◆ Exercise task
Drop the pictures, then extract the listing word for word.

(Dataset records)
---------------

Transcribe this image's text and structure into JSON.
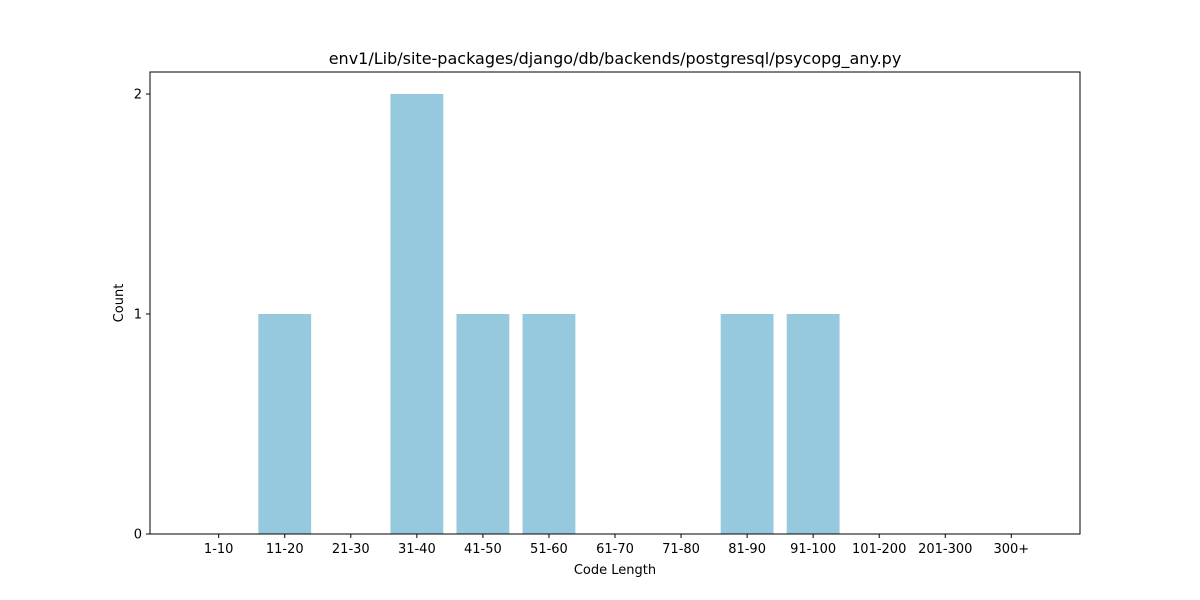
{
  "chart_data": {
    "type": "bar",
    "title": "env1/Lib/site-packages/django/db/backends/postgresql/psycopg_any.py",
    "xlabel": "Code Length",
    "ylabel": "Count",
    "categories": [
      "1-10",
      "11-20",
      "21-30",
      "31-40",
      "41-50",
      "51-60",
      "61-70",
      "71-80",
      "81-90",
      "91-100",
      "101-200",
      "201-300",
      "300+"
    ],
    "values": [
      0,
      1,
      0,
      2,
      1,
      1,
      0,
      0,
      1,
      1,
      0,
      0,
      0
    ],
    "ylim": [
      0,
      2.1
    ],
    "yticks": [
      0,
      1,
      2
    ],
    "ytick_labels": [
      "0",
      "1",
      "2"
    ],
    "grid": false,
    "bar_color": "#96c9dd"
  }
}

---------------

◆ Correct response
Transcribe this image's text and structure into JSON.
{
  "chart_data": {
    "type": "bar",
    "title": "env1/Lib/site-packages/django/db/backends/postgresql/psycopg_any.py",
    "xlabel": "Code Length",
    "ylabel": "Count",
    "categories": [
      "1-10",
      "11-20",
      "21-30",
      "31-40",
      "41-50",
      "51-60",
      "61-70",
      "71-80",
      "81-90",
      "91-100",
      "101-200",
      "201-300",
      "300+"
    ],
    "values": [
      0,
      1,
      0,
      2,
      1,
      1,
      0,
      0,
      1,
      1,
      0,
      0,
      0
    ],
    "ylim": [
      0,
      2.1
    ],
    "yticks": [
      0,
      1,
      2
    ],
    "ytick_labels": [
      "0",
      "1",
      "2"
    ],
    "grid": false,
    "bar_color": "#96c9dd"
  }
}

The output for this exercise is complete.